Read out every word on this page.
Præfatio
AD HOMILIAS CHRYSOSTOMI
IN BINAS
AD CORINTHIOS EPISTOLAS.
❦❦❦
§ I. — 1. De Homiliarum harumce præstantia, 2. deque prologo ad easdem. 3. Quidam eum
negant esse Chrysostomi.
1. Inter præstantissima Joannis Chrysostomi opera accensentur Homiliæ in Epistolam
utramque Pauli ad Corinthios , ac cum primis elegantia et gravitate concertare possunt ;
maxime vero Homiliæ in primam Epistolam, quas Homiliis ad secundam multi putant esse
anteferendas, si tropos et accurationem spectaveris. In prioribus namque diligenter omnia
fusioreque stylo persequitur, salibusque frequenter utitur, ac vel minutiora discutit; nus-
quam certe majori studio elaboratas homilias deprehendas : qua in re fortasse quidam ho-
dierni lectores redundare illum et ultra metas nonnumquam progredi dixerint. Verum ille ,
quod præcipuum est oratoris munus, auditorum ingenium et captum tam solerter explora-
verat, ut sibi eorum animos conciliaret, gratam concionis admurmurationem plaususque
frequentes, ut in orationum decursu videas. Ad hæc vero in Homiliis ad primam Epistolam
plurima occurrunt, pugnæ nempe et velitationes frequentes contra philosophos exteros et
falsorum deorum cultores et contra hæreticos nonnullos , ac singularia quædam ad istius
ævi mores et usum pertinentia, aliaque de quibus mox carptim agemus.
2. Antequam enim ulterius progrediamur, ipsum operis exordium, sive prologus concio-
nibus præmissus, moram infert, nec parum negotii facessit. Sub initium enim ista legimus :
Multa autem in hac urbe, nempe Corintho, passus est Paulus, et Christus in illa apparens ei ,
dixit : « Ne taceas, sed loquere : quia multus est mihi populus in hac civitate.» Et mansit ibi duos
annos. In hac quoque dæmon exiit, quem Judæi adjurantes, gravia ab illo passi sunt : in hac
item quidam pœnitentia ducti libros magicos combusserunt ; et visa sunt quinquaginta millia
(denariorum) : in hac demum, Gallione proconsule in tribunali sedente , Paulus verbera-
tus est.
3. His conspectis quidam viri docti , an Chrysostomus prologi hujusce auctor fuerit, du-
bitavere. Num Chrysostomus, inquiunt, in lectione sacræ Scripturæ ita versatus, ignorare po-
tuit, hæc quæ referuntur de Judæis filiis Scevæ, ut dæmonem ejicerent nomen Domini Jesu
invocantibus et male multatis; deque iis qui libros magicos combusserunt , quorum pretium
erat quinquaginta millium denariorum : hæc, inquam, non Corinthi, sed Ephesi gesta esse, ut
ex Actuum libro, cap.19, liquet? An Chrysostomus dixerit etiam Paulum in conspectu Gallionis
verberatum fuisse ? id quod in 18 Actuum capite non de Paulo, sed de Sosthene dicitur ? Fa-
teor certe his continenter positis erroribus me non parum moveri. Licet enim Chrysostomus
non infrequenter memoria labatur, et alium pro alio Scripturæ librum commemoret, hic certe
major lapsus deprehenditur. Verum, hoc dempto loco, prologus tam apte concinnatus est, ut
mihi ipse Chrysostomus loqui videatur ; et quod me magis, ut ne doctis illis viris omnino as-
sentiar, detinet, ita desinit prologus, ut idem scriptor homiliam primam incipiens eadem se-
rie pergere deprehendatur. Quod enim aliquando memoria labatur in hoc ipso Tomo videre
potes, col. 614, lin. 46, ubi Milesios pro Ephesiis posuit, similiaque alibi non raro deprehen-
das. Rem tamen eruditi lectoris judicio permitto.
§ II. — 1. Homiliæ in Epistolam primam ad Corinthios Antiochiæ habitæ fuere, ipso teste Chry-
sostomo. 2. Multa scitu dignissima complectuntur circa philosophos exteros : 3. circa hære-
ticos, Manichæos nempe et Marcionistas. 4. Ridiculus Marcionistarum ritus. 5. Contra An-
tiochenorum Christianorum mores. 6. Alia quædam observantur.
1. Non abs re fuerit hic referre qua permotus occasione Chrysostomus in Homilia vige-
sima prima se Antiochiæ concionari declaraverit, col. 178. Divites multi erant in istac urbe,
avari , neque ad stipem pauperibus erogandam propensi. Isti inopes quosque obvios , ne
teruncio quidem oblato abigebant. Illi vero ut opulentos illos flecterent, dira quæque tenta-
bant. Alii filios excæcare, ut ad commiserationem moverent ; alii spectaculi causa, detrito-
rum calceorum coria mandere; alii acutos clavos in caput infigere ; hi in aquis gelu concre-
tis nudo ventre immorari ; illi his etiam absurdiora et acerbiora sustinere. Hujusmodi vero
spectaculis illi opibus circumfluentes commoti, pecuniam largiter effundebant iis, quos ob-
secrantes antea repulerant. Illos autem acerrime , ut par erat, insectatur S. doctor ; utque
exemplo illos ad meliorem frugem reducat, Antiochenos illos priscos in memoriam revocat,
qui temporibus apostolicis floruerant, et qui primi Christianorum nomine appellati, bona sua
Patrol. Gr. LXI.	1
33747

* * *

* _Exercise description_
Repeat the whole listing exactly, keeping every line intact.

* _Exercise response_
Read out every word on this page.
Præfatio
AD HOMILIAS CHRYSOSTOMI
IN BINAS
AD CORINTHIOS EPISTOLAS.
❦❦❦
§ I. — 1. De Homiliarum harumce præstantia, 2. deque prologo ad easdem. 3. Quidam eum
negant esse Chrysostomi.
1. Inter præstantissima Joannis Chrysostomi opera accensentur Homiliæ in Epistolam
utramque Pauli ad Corinthios , ac cum primis elegantia et gravitate concertare possunt ;
maxime vero Homiliæ in primam Epistolam, quas Homiliis ad secundam multi putant esse
anteferendas, si tropos et accurationem spectaveris. In prioribus namque diligenter omnia
fusioreque stylo persequitur, salibusque frequenter utitur, ac vel minutiora discutit; nus-
quam certe majori studio elaboratas homilias deprehendas : qua in re fortasse quidam ho-
dierni lectores redundare illum et ultra metas nonnumquam progredi dixerint. Verum ille ,
quod præcipuum est oratoris munus, auditorum ingenium et captum tam solerter explora-
verat, ut sibi eorum animos conciliaret, gratam concionis admurmurationem plaususque
frequentes, ut in orationum decursu videas. Ad hæc vero in Homiliis ad primam Epistolam
plurima occurrunt, pugnæ nempe et velitationes frequentes contra philosophos exteros et
falsorum deorum cultores et contra hæreticos nonnullos , ac singularia quædam ad istius
ævi mores et usum pertinentia, aliaque de quibus mox carptim agemus.
2. Antequam enim ulterius progrediamur, ipsum operis exordium, sive prologus concio-
nibus præmissus, moram infert, nec parum negotii facessit. Sub initium enim ista legimus :
Multa autem in hac urbe, nempe Corintho, passus est Paulus, et Christus in illa apparens ei ,
dixit : « Ne taceas, sed loquere : quia multus est mihi populus in hac civitate.» Et mansit ibi duos
annos. In hac quoque dæmon exiit, quem Judæi adjurantes, gravia ab illo passi sunt : in hac
item quidam pœnitentia ducti libros magicos combusserunt ; et visa sunt quinquaginta millia
(denariorum) : in hac demum, Gallione proconsule in tribunali sedente , Paulus verbera-
tus est.
3. His conspectis quidam viri docti , an Chrysostomus prologi hujusce auctor fuerit, du-
bitavere. Num Chrysostomus, inquiunt, in lectione sacræ Scripturæ ita versatus, ignorare po-
tuit, hæc quæ referuntur de Judæis filiis Scevæ, ut dæmonem ejicerent nomen Domini Jesu
invocantibus et male multatis; deque iis qui libros magicos combusserunt , quorum pretium
erat quinquaginta millium denariorum : hæc, inquam, non Corinthi, sed Ephesi gesta esse, ut
ex Actuum libro, cap.19, liquet? An Chrysostomus dixerit etiam Paulum in conspectu Gallionis
verberatum fuisse ? id quod in 18 Actuum capite non de Paulo, sed de Sosthene dicitur ? Fa-
teor certe his continenter positis erroribus me non parum moveri. Licet enim Chrysostomus
non infrequenter memoria labatur, et alium pro alio Scripturæ librum commemoret, hic certe
major lapsus deprehenditur. Verum, hoc dempto loco, prologus tam apte concinnatus est, ut
mihi ipse Chrysostomus loqui videatur ; et quod me magis, ut ne doctis illis viris omnino as-
sentiar, detinet, ita desinit prologus, ut idem scriptor homiliam primam incipiens eadem se-
rie pergere deprehendatur. Quod enim aliquando memoria labatur in hoc ipso Tomo videre
potes, col. 614, lin. 46, ubi Milesios pro Ephesiis posuit, similiaque alibi non raro deprehen-
das. Rem tamen eruditi lectoris judicio permitto.
§ II. — 1. Homiliæ in Epistolam primam ad Corinthios Antiochiæ habitæ fuere, ipso teste Chry-
sostomo. 2. Multa scitu dignissima complectuntur circa philosophos exteros : 3. circa hære-
ticos, Manichæos nempe et Marcionistas. 4. Ridiculus Marcionistarum ritus. 5. Contra An-
tiochenorum Christianorum mores. 6. Alia quædam observantur.
1. Non abs re fuerit hic referre qua permotus occasione Chrysostomus in Homilia vige-
sima prima se Antiochiæ concionari declaraverit, col. 178. Divites multi erant in istac urbe,
avari , neque ad stipem pauperibus erogandam propensi. Isti inopes quosque obvios , ne
teruncio quidem oblato abigebant. Illi vero ut opulentos illos flecterent, dira quæque tenta-
bant. Alii filios excæcare, ut ad commiserationem moverent ; alii spectaculi causa, detrito-
rum calceorum coria mandere; alii acutos clavos in caput infigere ; hi in aquis gelu concre-
tis nudo ventre immorari ; illi his etiam absurdiora et acerbiora sustinere. Hujusmodi vero
spectaculis illi opibus circumfluentes commoti, pecuniam largiter effundebant iis, quos ob-
secrantes antea repulerant. Illos autem acerrime , ut par erat, insectatur S. doctor ; utque
exemplo illos ad meliorem frugem reducat, Antiochenos illos priscos in memoriam revocat,
qui temporibus apostolicis floruerant, et qui primi Christianorum nomine appellati, bona sua
Patrol. Gr. LXI.	1
33747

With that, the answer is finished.